Start Input rows

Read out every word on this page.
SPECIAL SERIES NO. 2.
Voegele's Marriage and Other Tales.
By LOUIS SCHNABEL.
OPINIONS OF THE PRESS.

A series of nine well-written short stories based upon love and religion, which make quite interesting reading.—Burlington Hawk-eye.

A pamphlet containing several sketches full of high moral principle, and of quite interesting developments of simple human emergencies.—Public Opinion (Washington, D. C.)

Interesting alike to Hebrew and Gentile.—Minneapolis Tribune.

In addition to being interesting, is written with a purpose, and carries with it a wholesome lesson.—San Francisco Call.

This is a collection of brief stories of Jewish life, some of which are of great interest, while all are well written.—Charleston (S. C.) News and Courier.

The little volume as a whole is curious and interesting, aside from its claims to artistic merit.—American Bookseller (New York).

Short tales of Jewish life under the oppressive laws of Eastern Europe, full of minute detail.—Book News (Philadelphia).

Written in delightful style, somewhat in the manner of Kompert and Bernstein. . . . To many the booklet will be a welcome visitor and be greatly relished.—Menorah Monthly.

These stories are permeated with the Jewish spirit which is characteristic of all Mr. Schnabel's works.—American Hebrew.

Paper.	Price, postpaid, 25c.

End Input rows

[Aim] Write out the listing once more, matching it exactly.

[Reply]
Read out every word on this page.
SPECIAL SERIES NO. 2.
Voegele's Marriage and Other Tales.
By LOUIS SCHNABEL.
OPINIONS OF THE PRESS.

A series of nine well-written short stories based upon love and religion, which make quite interesting reading.—Burlington Hawk-eye.

A pamphlet containing several sketches full of high moral principle, and of quite interesting developments of simple human emergencies.—Public Opinion (Washington, D. C.)

Interesting alike to Hebrew and Gentile.—Minneapolis Tribune.

In addition to being interesting, is written with a purpose, and carries with it a wholesome lesson.—San Francisco Call.

This is a collection of brief stories of Jewish life, some of which are of great interest, while all are well written.—Charleston (S. C.) News and Courier.

The little volume as a whole is curious and interesting, aside from its claims to artistic merit.—American Bookseller (New York).

Short tales of Jewish life under the oppressive laws of Eastern Europe, full of minute detail.—Book News (Philadelphia).

Written in delightful style, somewhat in the manner of Kompert and Bernstein. . . . To many the booklet will be a welcome visitor and be greatly relished.—Menorah Monthly.

These stories are permeated with the Jewish spirit which is characteristic of all Mr. Schnabel's works.—American Hebrew.

Paper.	Price, postpaid, 25c.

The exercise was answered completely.